What you need to do: Extract from the listing each line in which the word "ffffff" appears.

Supplied data:
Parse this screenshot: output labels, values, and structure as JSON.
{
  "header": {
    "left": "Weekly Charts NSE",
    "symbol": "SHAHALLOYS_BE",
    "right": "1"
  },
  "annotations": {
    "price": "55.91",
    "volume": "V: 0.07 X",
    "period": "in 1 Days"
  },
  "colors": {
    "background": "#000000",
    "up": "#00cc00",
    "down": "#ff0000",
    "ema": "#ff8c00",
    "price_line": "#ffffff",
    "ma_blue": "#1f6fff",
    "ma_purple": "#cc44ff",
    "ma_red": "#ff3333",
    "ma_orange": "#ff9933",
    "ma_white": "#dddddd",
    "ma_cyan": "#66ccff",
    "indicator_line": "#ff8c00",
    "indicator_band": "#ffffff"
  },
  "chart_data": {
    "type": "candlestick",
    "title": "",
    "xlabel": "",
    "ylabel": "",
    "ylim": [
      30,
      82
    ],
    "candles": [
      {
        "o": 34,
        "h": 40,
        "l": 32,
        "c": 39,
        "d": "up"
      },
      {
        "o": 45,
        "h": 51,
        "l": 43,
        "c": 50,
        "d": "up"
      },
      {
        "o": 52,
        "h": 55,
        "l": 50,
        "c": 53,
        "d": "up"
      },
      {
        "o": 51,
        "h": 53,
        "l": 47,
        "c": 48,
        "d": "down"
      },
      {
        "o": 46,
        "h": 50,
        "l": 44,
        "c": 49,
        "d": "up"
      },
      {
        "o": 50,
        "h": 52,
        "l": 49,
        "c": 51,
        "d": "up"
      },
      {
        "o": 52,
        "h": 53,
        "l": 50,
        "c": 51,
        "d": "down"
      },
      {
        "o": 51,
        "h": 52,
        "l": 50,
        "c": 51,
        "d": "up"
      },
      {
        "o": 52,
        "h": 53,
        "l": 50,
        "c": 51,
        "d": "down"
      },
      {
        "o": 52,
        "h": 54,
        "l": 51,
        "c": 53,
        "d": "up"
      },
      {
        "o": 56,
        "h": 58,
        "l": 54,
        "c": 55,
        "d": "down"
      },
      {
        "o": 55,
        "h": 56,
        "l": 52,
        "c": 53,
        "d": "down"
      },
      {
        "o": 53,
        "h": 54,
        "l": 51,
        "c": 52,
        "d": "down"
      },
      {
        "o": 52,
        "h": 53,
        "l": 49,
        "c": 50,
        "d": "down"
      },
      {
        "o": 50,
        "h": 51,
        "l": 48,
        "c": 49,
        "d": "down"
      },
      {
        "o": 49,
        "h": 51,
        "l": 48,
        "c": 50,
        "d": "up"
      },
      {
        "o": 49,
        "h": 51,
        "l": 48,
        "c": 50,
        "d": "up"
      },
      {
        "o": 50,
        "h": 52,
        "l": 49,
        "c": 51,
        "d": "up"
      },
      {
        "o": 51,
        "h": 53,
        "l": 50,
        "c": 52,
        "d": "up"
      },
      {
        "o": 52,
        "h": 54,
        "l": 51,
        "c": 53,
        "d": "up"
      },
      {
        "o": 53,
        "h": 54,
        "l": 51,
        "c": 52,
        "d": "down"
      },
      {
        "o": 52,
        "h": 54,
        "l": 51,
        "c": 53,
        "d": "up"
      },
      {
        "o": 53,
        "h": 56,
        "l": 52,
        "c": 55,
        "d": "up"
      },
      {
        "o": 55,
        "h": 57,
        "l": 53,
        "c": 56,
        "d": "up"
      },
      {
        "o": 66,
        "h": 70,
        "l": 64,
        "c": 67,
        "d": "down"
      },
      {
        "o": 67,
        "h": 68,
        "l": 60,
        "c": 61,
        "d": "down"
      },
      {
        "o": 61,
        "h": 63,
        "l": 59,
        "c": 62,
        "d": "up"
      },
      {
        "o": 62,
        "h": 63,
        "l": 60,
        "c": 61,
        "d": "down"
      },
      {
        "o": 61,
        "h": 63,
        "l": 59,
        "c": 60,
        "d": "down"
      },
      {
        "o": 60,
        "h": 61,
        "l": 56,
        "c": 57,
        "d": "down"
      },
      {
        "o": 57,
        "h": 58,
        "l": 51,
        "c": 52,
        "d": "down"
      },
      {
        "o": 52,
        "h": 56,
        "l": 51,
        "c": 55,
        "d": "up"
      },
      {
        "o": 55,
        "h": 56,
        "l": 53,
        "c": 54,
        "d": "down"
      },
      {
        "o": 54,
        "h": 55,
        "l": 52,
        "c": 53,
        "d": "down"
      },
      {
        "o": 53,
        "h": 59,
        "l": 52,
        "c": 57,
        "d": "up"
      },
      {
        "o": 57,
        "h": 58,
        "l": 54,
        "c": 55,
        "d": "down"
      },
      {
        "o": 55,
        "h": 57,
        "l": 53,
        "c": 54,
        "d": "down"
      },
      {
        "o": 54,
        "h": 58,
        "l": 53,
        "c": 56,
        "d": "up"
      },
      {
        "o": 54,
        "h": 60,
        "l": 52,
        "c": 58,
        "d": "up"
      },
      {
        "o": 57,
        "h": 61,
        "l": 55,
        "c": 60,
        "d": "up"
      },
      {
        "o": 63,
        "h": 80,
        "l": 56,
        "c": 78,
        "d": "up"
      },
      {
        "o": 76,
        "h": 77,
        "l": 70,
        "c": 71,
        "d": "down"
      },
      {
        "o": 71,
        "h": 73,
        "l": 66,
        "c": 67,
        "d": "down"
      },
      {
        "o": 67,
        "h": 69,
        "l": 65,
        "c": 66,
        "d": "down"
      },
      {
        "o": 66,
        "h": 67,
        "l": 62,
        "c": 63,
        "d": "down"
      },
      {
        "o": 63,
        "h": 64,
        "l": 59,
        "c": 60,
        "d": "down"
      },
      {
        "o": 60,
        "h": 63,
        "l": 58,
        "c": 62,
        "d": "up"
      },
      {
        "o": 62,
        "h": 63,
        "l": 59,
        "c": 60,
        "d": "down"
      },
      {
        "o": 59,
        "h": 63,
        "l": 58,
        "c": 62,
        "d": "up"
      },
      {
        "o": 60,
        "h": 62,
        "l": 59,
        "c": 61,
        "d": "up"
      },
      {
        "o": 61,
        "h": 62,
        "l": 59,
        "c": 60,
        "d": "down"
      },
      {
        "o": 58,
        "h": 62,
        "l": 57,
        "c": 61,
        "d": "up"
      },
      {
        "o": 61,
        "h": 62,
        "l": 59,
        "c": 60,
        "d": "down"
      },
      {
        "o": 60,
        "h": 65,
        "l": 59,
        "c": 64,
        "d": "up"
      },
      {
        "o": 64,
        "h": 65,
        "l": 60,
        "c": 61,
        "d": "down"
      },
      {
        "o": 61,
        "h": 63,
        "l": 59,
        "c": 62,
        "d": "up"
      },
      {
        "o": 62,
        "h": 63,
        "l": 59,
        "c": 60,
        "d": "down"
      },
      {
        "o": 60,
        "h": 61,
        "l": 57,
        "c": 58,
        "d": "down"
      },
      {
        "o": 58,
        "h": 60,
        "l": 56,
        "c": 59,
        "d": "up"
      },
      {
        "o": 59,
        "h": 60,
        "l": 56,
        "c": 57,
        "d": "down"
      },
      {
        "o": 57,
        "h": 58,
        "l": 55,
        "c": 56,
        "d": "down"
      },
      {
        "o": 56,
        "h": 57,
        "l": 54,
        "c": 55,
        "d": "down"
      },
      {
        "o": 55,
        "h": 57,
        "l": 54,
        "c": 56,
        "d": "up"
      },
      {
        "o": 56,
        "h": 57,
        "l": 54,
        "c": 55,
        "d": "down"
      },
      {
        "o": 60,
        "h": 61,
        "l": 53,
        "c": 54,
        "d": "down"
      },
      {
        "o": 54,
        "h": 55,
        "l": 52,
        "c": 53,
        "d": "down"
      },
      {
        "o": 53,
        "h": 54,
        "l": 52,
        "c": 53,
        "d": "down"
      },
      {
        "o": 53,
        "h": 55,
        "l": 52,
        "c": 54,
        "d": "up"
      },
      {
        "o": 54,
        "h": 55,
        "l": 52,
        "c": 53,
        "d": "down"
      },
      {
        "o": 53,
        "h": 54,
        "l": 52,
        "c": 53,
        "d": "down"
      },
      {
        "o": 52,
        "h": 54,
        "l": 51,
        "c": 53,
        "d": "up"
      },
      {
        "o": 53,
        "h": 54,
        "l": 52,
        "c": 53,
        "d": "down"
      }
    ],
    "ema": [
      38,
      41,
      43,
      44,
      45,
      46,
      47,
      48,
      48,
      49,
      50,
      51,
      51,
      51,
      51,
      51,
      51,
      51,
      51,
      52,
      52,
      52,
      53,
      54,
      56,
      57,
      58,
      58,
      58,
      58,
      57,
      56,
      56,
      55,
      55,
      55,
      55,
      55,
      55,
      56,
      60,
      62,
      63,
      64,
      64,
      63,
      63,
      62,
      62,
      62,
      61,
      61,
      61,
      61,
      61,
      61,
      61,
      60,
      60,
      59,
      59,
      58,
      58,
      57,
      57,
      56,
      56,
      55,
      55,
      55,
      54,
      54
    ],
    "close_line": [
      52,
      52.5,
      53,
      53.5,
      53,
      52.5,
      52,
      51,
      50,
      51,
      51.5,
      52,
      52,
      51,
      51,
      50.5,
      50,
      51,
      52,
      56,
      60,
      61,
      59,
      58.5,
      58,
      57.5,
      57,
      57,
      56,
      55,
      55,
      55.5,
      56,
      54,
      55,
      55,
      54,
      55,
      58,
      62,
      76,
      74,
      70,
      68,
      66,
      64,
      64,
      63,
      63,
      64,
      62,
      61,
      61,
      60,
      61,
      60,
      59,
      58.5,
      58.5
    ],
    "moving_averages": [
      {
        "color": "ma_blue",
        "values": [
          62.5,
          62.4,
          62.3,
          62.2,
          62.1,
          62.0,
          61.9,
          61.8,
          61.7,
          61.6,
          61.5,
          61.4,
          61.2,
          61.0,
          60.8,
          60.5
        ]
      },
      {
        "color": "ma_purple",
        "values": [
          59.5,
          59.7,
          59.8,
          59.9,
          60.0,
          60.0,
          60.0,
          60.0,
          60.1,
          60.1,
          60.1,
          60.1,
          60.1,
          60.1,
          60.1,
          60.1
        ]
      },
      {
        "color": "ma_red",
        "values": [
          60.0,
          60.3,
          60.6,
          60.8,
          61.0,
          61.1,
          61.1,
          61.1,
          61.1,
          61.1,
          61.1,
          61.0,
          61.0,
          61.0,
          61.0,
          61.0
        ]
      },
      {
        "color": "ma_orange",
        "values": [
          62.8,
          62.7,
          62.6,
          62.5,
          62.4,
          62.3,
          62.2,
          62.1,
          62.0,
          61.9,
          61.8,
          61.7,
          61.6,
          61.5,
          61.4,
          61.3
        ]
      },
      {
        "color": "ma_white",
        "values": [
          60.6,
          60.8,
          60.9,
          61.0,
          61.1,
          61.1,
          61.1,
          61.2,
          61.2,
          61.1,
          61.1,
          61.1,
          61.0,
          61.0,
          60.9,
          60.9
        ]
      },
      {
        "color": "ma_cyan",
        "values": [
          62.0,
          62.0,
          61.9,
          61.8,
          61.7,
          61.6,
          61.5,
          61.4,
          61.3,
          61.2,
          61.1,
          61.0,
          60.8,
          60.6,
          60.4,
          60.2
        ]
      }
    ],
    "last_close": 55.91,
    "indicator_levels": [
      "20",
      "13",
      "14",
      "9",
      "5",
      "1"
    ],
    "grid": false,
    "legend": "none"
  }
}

Reply to the exercise:
    "price_line": "#ffffff",
    "indicator_band": "#ffffff"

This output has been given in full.